= Beginning of Section =

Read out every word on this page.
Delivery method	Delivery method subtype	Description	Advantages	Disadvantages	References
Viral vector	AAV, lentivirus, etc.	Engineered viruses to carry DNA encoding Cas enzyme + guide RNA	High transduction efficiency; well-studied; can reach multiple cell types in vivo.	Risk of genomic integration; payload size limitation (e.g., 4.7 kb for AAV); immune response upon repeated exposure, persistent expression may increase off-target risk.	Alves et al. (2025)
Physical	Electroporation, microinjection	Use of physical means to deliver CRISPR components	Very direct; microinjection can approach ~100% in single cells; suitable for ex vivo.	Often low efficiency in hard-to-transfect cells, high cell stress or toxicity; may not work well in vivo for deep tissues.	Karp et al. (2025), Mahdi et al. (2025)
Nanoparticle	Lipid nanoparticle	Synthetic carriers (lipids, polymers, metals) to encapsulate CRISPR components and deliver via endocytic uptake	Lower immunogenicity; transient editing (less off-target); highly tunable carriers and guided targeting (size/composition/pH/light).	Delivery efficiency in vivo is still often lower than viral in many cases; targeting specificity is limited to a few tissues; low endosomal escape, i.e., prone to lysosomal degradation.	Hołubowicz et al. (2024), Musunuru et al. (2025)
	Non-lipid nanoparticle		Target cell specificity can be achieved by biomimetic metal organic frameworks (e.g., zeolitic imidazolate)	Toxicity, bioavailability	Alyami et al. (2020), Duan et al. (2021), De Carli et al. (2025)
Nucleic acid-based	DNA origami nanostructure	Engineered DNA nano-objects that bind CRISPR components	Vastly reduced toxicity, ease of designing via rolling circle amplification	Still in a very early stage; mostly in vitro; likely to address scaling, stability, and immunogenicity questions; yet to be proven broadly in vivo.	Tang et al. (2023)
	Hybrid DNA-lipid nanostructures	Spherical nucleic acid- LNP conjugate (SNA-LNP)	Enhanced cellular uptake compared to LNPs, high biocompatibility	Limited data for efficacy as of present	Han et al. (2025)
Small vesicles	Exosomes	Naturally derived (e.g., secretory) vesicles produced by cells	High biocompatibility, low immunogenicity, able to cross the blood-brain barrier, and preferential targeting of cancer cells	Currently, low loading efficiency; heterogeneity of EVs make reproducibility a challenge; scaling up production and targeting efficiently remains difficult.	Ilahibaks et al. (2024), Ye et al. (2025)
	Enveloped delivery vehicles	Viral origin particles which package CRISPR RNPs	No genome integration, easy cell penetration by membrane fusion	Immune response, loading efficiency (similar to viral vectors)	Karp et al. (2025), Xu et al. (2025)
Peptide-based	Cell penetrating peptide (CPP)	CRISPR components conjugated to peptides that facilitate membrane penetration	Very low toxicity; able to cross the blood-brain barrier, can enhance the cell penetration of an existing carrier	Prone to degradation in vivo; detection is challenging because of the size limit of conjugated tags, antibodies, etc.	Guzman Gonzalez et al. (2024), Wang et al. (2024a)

= End of Section =

• What is being asked: What is needed is an exact restatement of every record above.

• Completed exercise:
Read out every word on this page.
Delivery method	Delivery method subtype	Description	Advantages	Disadvantages	References
Viral vector	AAV, lentivirus, etc.	Engineered viruses to carry DNA encoding Cas enzyme + guide RNA	High transduction efficiency; well-studied; can reach multiple cell types in vivo.	Risk of genomic integration; payload size limitation (e.g., 4.7 kb for AAV); immune response upon repeated exposure, persistent expression may increase off-target risk.	Alves et al. (2025)
Physical	Electroporation, microinjection	Use of physical means to deliver CRISPR components	Very direct; microinjection can approach ~100% in single cells; suitable for ex vivo.	Often low efficiency in hard-to-transfect cells, high cell stress or toxicity; may not work well in vivo for deep tissues.	Karp et al. (2025), Mahdi et al. (2025)
Nanoparticle	Lipid nanoparticle	Synthetic carriers (lipids, polymers, metals) to encapsulate CRISPR components and deliver via endocytic uptake	Lower immunogenicity; transient editing (less off-target); highly tunable carriers and guided targeting (size/composition/pH/light).	Delivery efficiency in vivo is still often lower than viral in many cases; targeting specificity is limited to a few tissues; low endosomal escape, i.e., prone to lysosomal degradation.	Hołubowicz et al. (2024), Musunuru et al. (2025)
	Non-lipid nanoparticle		Target cell specificity can be achieved by biomimetic metal organic frameworks (e.g., zeolitic imidazolate)	Toxicity, bioavailability	Alyami et al. (2020), Duan et al. (2021), De Carli et al. (2025)
Nucleic acid-based	DNA origami nanostructure	Engineered DNA nano-objects that bind CRISPR components	Vastly reduced toxicity, ease of designing via rolling circle amplification	Still in a very early stage; mostly in vitro; likely to address scaling, stability, and immunogenicity questions; yet to be proven broadly in vivo.	Tang et al. (2023)
	Hybrid DNA-lipid nanostructures	Spherical nucleic acid- LNP conjugate (SNA-LNP)	Enhanced cellular uptake compared to LNPs, high biocompatibility	Limited data for efficacy as of present	Han et al. (2025)
Small vesicles	Exosomes	Naturally derived (e.g., secretory) vesicles produced by cells	High biocompatibility, low immunogenicity, able to cross the blood-brain barrier, and preferential targeting of cancer cells	Currently, low loading efficiency; heterogeneity of EVs make reproducibility a challenge; scaling up production and targeting efficiently remains difficult.	Ilahibaks et al. (2024), Ye et al. (2025)
	Enveloped delivery vehicles	Viral origin particles which package CRISPR RNPs	No genome integration, easy cell penetration by membrane fusion	Immune response, loading efficiency (similar to viral vectors)	Karp et al. (2025), Xu et al. (2025)
Peptide-based	Cell penetrating peptide (CPP)	CRISPR components conjugated to peptides that facilitate membrane penetration	Very low toxicity; able to cross the blood-brain barrier, can enhance the cell penetration of an existing carrier	Prone to degradation in vivo; detection is challenging because of the size limit of conjugated tags, antibodies, etc.	Guzman Gonzalez et al. (2024), Wang et al. (2024a)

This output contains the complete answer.